* [What you need to do] Reproduce all the entries exactly.

[Excerpts from a figure dataset]
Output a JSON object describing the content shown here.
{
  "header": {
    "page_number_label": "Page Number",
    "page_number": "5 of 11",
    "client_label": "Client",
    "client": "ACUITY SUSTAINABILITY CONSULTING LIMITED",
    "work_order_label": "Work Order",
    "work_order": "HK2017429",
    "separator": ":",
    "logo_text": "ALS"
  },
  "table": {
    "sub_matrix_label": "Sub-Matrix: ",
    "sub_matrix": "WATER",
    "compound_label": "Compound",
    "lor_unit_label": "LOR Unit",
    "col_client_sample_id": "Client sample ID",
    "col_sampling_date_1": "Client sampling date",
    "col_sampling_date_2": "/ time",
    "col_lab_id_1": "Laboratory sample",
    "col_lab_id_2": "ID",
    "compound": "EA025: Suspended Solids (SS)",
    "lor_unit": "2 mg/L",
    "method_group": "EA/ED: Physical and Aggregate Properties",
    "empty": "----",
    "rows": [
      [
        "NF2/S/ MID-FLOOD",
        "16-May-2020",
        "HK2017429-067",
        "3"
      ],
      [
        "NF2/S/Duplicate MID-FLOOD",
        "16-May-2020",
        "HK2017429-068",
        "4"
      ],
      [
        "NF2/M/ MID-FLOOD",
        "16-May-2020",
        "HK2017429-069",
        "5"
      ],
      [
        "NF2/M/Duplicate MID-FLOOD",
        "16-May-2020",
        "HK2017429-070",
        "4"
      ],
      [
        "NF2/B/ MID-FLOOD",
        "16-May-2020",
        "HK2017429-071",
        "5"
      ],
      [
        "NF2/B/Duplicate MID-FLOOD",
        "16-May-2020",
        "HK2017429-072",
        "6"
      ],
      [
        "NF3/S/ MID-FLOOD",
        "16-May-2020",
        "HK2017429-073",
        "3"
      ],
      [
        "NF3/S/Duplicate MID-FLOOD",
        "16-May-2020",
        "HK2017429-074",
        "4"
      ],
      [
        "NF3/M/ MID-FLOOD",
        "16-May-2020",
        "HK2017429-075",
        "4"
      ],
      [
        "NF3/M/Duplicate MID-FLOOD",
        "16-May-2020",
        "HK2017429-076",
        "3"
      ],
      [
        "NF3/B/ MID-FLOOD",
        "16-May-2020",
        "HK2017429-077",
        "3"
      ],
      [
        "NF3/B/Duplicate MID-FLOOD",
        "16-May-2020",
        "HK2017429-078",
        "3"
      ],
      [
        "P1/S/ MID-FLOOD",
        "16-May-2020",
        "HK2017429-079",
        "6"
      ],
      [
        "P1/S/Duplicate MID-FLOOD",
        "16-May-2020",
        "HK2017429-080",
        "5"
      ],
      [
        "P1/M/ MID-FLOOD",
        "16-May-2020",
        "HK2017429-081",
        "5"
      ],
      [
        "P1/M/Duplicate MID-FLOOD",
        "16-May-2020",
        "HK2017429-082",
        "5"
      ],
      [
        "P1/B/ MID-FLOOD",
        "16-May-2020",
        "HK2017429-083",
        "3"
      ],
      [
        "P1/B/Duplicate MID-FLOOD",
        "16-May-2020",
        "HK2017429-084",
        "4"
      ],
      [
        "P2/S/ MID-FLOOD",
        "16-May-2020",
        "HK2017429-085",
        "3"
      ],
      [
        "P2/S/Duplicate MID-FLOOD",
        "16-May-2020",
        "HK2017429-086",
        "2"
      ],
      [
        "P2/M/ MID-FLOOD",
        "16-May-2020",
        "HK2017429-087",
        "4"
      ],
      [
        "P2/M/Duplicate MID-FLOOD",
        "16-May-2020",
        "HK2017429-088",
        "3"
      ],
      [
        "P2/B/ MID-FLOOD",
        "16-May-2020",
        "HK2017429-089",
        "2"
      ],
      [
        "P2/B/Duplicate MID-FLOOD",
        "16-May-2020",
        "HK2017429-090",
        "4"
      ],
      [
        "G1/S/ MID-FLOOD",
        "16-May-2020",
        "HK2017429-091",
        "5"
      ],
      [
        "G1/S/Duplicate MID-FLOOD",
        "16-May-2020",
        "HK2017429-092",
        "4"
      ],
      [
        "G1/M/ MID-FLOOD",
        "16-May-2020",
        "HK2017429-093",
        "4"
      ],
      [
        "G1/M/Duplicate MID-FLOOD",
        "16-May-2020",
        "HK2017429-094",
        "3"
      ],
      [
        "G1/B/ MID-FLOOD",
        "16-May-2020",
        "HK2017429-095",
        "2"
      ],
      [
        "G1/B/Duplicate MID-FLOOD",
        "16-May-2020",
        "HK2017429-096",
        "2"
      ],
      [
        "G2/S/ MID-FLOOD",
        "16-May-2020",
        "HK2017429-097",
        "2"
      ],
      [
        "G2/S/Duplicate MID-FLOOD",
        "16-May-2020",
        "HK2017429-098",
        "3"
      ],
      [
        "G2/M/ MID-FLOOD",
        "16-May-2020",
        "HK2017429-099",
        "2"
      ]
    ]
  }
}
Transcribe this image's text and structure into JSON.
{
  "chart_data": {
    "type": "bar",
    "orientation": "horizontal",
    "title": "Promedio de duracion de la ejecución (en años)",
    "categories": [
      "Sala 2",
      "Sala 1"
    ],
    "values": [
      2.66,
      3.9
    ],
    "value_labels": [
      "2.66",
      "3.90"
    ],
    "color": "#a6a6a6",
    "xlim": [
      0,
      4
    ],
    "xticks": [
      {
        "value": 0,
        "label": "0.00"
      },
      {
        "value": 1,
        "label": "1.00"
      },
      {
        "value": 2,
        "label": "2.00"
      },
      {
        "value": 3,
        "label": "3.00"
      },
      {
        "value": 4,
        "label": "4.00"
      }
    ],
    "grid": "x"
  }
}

* [Response to this task]
Output a JSON object describing the content shown here.
{
  "header": {
    "page_number_label": "Page Number",
    "page_number": "5 of 11",
    "client_label": "Client",
    "client": "ACUITY SUSTAINABILITY CONSULTING LIMITED",
    "work_order_label": "Work Order",
    "work_order": "HK2017429",
    "separator": ":",
    "logo_text": "ALS"
  },
  "table": {
    "sub_matrix_label": "Sub-Matrix: ",
    "sub_matrix": "WATER",
    "compound_label": "Compound",
    "lor_unit_label": "LOR Unit",
    "col_client_sample_id": "Client sample ID",
    "col_sampling_date_1": "Client sampling date",
    "col_sampling_date_2": "/ time",
    "col_lab_id_1": "Laboratory sample",
    "col_lab_id_2": "ID",
    "compound": "EA025: Suspended Solids (SS)",
    "lor_unit": "2 mg/L",
    "method_group": "EA/ED: Physical and Aggregate Properties",
    "empty": "----",
    "rows": [
      [
        "NF2/S/ MID-FLOOD",
        "16-May-2020",
        "HK2017429-067",
        "3"
      ],
      [
        "NF2/S/Duplicate MID-FLOOD",
        "16-May-2020",
        "HK2017429-068",
        "4"
      ],
      [
        "NF2/M/ MID-FLOOD",
        "16-May-2020",
        "HK2017429-069",
        "5"
      ],
      [
        "NF2/M/Duplicate MID-FLOOD",
        "16-May-2020",
        "HK2017429-070",
        "4"
      ],
      [
        "NF2/B/ MID-FLOOD",
        "16-May-2020",
        "HK2017429-071",
        "5"
      ],
      [
        "NF2/B/Duplicate MID-FLOOD",
        "16-May-2020",
        "HK2017429-072",
        "6"
      ],
      [
        "NF3/S/ MID-FLOOD",
        "16-May-2020",
        "HK2017429-073",
        "3"
      ],
      [
        "NF3/S/Duplicate MID-FLOOD",
        "16-May-2020",
        "HK2017429-074",
        "4"
      ],
      [
        "NF3/M/ MID-FLOOD",
        "16-May-2020",
        "HK2017429-075",
        "4"
      ],
      [
        "NF3/M/Duplicate MID-FLOOD",
        "16-May-2020",
        "HK2017429-076",
        "3"
      ],
      [
        "NF3/B/ MID-FLOOD",
        "16-May-2020",
        "HK2017429-077",
        "3"
      ],
      [
        "NF3/B/Duplicate MID-FLOOD",
        "16-May-2020",
        "HK2017429-078",
        "3"
      ],
      [
        "P1/S/ MID-FLOOD",
        "16-May-2020",
        "HK2017429-079",
        "6"
      ],
      [
        "P1/S/Duplicate MID-FLOOD",
        "16-May-2020",
        "HK2017429-080",
        "5"
      ],
      [
        "P1/M/ MID-FLOOD",
        "16-May-2020",
        "HK2017429-081",
        "5"
      ],
      [
        "P1/M/Duplicate MID-FLOOD",
        "16-May-2020",
        "HK2017429-082",
        "5"
      ],
      [
        "P1/B/ MID-FLOOD",
        "16-May-2020",
        "HK2017429-083",
        "3"
      ],
      [
        "P1/B/Duplicate MID-FLOOD",
        "16-May-2020",
        "HK2017429-084",
        "4"
      ],
      [
        "P2/S/ MID-FLOOD",
        "16-May-2020",
        "HK2017429-085",
        "3"
      ],
      [
        "P2/S/Duplicate MID-FLOOD",
        "16-May-2020",
        "HK2017429-086",
        "2"
      ],
      [
        "P2/M/ MID-FLOOD",
        "16-May-2020",
        "HK2017429-087",
        "4"
      ],
      [
        "P2/M/Duplicate MID-FLOOD",
        "16-May-2020",
        "HK2017429-088",
        "3"
      ],
      [
        "P2/B/ MID-FLOOD",
        "16-May-2020",
        "HK2017429-089",
        "2"
      ],
      [
        "P2/B/Duplicate MID-FLOOD",
        "16-May-2020",
        "HK2017429-090",
        "4"
      ],
      [
        "G1/S/ MID-FLOOD",
        "16-May-2020",
        "HK2017429-091",
        "5"
      ],
      [
        "G1/S/Duplicate MID-FLOOD",
        "16-May-2020",
        "HK2017429-092",
        "4"
      ],
      [
        "G1/M/ MID-FLOOD",
        "16-May-2020",
        "HK2017429-093",
        "4"
      ],
      [
        "G1/M/Duplicate MID-FLOOD",
        "16-May-2020",
        "HK2017429-094",
        "3"
      ],
      [
        "G1/B/ MID-FLOOD",
        "16-May-2020",
        "HK2017429-095",
        "2"
      ],
      [
        "G1/B/Duplicate MID-FLOOD",
        "16-May-2020",
        "HK2017429-096",
        "2"
      ],
      [
        "G2/S/ MID-FLOOD",
        "16-May-2020",
        "HK2017429-097",
        "2"
      ],
      [
        "G2/S/Duplicate MID-FLOOD",
        "16-May-2020",
        "HK2017429-098",
        "3"
      ],
      [
        "G2/M/ MID-FLOOD",
        "16-May-2020",
        "HK2017429-099",
        "2"
      ]
    ]
  }
}
Transcribe this image's text and structure into JSON.
{
  "chart_data": {
    "type": "bar",
    "orientation": "horizontal",
    "title": "Promedio de duracion de la ejecución (en años)",
    "categories": [
      "Sala 2",
      "Sala 1"
    ],
    "values": [
      2.66,
      3.9
    ],
    "value_labels": [
      "2.66",
      "3.90"
    ],
    "color": "#a6a6a6",
    "xlim": [
      0,
      4
    ],
    "xticks": [
      {
        "value": 0,
        "label": "0.00"
      },
      {
        "value": 1,
        "label": "1.00"
      },
      {
        "value": 2,
        "label": "2.00"
      },
      {
        "value": 3,
        "label": "3.00"
      },
      {
        "value": 4,
        "label": "4.00"
      }
    ],
    "grid": "x"
  }
}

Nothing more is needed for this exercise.